**Stated exercise**.
Copy out all the lines exactly. Omit pictures.

[Data listing]
──────────────────────────────
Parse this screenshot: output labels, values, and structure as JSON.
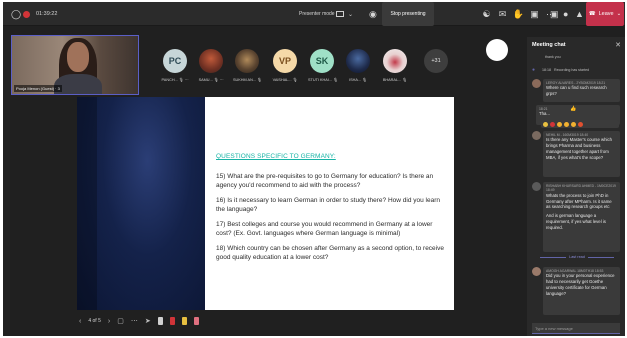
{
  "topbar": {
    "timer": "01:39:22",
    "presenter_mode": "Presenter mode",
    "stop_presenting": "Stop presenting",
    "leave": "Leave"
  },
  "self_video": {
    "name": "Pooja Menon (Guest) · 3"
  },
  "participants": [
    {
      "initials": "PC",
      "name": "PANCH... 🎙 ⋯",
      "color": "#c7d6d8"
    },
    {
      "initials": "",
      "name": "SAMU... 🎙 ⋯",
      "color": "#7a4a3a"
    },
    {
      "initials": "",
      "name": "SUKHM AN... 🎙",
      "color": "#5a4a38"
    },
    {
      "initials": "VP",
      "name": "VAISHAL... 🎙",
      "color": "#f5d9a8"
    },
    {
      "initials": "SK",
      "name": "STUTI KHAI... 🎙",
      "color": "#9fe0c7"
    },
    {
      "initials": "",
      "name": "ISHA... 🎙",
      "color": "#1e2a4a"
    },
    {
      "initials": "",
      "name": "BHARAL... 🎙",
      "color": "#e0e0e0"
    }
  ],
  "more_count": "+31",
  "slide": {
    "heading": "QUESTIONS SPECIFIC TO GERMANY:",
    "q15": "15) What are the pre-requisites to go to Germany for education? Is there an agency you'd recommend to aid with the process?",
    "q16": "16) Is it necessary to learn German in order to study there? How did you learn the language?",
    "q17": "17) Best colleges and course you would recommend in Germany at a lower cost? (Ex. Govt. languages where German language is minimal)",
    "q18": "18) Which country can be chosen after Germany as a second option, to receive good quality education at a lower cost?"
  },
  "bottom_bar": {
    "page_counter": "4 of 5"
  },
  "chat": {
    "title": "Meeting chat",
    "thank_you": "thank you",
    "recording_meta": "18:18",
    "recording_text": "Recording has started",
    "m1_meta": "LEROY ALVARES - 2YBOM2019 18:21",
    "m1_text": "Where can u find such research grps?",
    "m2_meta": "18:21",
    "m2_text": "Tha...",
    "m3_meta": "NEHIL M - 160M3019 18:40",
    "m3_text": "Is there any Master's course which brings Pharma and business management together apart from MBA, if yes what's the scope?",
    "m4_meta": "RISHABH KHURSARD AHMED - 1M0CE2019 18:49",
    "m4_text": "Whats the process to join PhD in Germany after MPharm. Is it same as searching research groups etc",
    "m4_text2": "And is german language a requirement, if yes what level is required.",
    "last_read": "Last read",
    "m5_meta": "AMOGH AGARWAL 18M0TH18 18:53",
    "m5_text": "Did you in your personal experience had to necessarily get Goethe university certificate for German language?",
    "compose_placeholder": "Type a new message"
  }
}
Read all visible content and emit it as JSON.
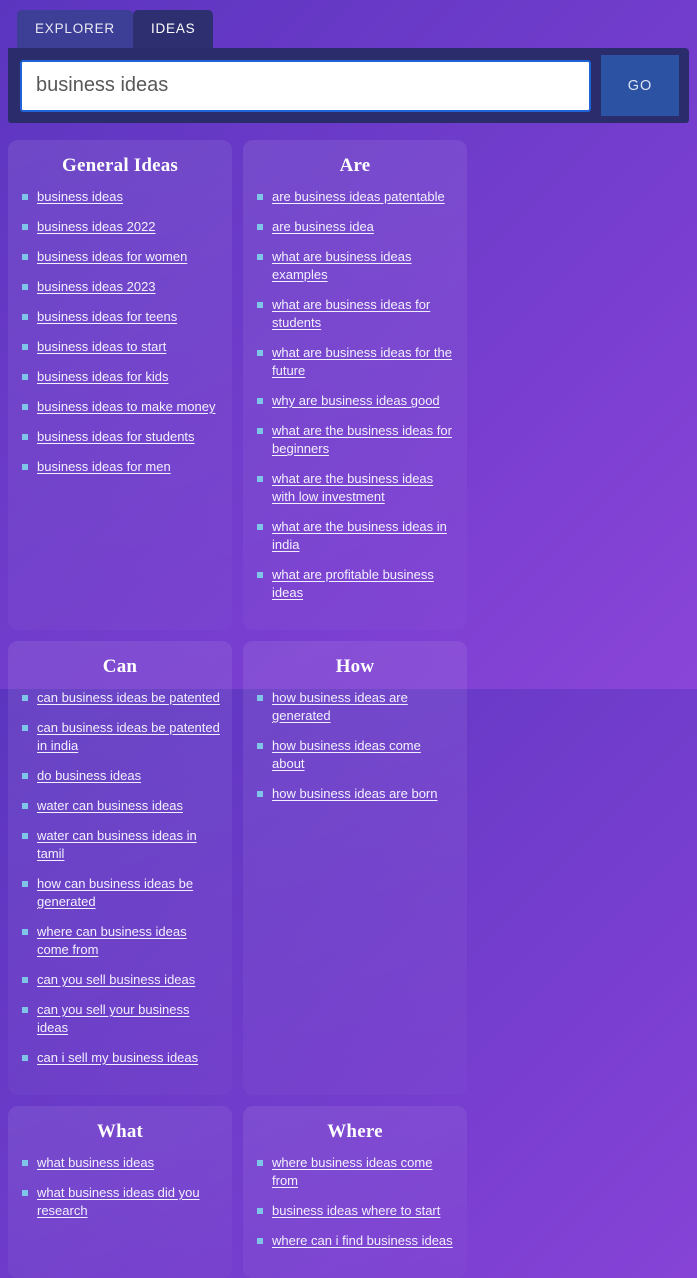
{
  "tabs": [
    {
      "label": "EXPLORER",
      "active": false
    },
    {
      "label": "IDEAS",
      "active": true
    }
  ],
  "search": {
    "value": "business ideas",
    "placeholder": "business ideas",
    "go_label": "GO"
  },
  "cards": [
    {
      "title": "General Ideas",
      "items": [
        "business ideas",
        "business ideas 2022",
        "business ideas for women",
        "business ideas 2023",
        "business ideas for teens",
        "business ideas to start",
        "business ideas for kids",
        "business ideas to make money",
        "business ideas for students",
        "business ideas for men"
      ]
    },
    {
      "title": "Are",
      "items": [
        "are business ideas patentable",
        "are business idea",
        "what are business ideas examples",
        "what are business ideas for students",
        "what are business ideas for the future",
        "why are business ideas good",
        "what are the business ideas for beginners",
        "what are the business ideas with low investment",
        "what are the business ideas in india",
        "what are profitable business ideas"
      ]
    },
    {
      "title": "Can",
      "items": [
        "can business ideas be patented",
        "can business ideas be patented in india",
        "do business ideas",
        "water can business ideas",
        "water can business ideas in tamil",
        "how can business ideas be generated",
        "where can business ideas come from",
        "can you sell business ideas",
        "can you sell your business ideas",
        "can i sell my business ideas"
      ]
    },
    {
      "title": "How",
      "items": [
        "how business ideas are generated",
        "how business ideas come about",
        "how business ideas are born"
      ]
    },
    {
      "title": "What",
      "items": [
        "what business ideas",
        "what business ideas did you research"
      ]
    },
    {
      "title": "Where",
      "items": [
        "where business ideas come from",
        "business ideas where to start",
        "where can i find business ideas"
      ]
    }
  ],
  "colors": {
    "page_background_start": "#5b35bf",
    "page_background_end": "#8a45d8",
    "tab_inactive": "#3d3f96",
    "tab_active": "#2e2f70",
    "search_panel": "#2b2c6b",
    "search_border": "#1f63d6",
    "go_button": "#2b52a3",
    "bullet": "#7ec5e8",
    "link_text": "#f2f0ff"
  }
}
──────────────────────────────
**Task output**.
Parse this screenshot: output labels, values, and structure as JSON.
{
  "topbar": {
    "timer": "01:39:22",
    "presenter_mode": "Presenter mode",
    "stop_presenting": "Stop presenting",
    "leave": "Leave"
  },
  "self_video": {
    "name": "Pooja Menon (Guest) · 3"
  },
  "participants": [
    {
      "initials": "PC",
      "name": "PANCH... 🎙 ⋯",
      "color": "#c7d6d8"
    },
    {
      "initials": "",
      "name": "SAMU... 🎙 ⋯",
      "color": "#7a4a3a"
    },
    {
      "initials": "",
      "name": "SUKHM AN... 🎙",
      "color": "#5a4a38"
    },
    {
      "initials": "VP",
      "name": "VAISHAL... 🎙",
      "color": "#f5d9a8"
    },
    {
      "initials": "SK",
      "name": "STUTI KHAI... 🎙",
      "color": "#9fe0c7"
    },
    {
      "initials": "",
      "name": "ISHA... 🎙",
      "color": "#1e2a4a"
    },
    {
      "initials": "",
      "name": "BHARAL... 🎙",
      "color": "#e0e0e0"
    }
  ],
  "more_count": "+31",
  "slide": {
    "heading": "QUESTIONS SPECIFIC TO GERMANY:",
    "q15": "15) What are the pre-requisites to go to Germany for education? Is there an agency you'd recommend to aid with the process?",
    "q16": "16) Is it necessary to learn German in order to study there? How did you learn the language?",
    "q17": "17) Best colleges and course you would recommend in Germany at a lower cost? (Ex. Govt. languages where German language is minimal)",
    "q18": "18) Which country can be chosen after Germany as a second option, to receive good quality education at a lower cost?"
  },
  "bottom_bar": {
    "page_counter": "4 of 5"
  },
  "chat": {
    "title": "Meeting chat",
    "thank_you": "thank you",
    "recording_meta": "18:18",
    "recording_text": "Recording has started",
    "m1_meta": "LEROY ALVARES - 2YBOM2019 18:21",
    "m1_text": "Where can u find such research grps?",
    "m2_meta": "18:21",
    "m2_text": "Tha...",
    "m3_meta": "NEHIL M - 160M3019 18:40",
    "m3_text": "Is there any Master's course which brings Pharma and business management together apart from MBA, if yes what's the scope?",
    "m4_meta": "RISHABH KHURSARD AHMED - 1M0CE2019 18:49",
    "m4_text": "Whats the process to join PhD in Germany after MPharm. Is it same as searching research groups etc",
    "m4_text2": "And is german language a requirement, if yes what level is required.",
    "last_read": "Last read",
    "m5_meta": "AMOGH AGARWAL 18M0TH18 18:53",
    "m5_text": "Did you in your personal experience had to necessarily get Goethe university certificate for German language?",
    "compose_placeholder": "Type a new message"
  }
}
Read all visible content and emit it as JSON.
{
  "tabs": [
    {
      "label": "EXPLORER",
      "active": false
    },
    {
      "label": "IDEAS",
      "active": true
    }
  ],
  "search": {
    "value": "business ideas",
    "placeholder": "business ideas",
    "go_label": "GO"
  },
  "cards": [
    {
      "title": "General Ideas",
      "items": [
        "business ideas",
        "business ideas 2022",
        "business ideas for women",
        "business ideas 2023",
        "business ideas for teens",
        "business ideas to start",
        "business ideas for kids",
        "business ideas to make money",
        "business ideas for students",
        "business ideas for men"
      ]
    },
    {
      "title": "Are",
      "items": [
        "are business ideas patentable",
        "are business idea",
        "what are business ideas examples",
        "what are business ideas for students",
        "what are business ideas for the future",
        "why are business ideas good",
        "what are the business ideas for beginners",
        "what are the business ideas with low investment",
        "what are the business ideas in india",
        "what are profitable business ideas"
      ]
    },
    {
      "title": "Can",
      "items": [
        "can business ideas be patented",
        "can business ideas be patented in india",
        "do business ideas",
        "water can business ideas",
        "water can business ideas in tamil",
        "how can business ideas be generated",
        "where can business ideas come from",
        "can you sell business ideas",
        "can you sell your business ideas",
        "can i sell my business ideas"
      ]
    },
    {
      "title": "How",
      "items": [
        "how business ideas are generated",
        "how business ideas come about",
        "how business ideas are born"
      ]
    },
    {
      "title": "What",
      "items": [
        "what business ideas",
        "what business ideas did you research"
      ]
    },
    {
      "title": "Where",
      "items": [
        "where business ideas come from",
        "business ideas where to start",
        "where can i find business ideas"
      ]
    }
  ],
  "colors": {
    "page_background_start": "#5b35bf",
    "page_background_end": "#8a45d8",
    "tab_inactive": "#3d3f96",
    "tab_active": "#2e2f70",
    "search_panel": "#2b2c6b",
    "search_border": "#1f63d6",
    "go_button": "#2b52a3",
    "bullet": "#7ec5e8",
    "link_text": "#f2f0ff"
  }
}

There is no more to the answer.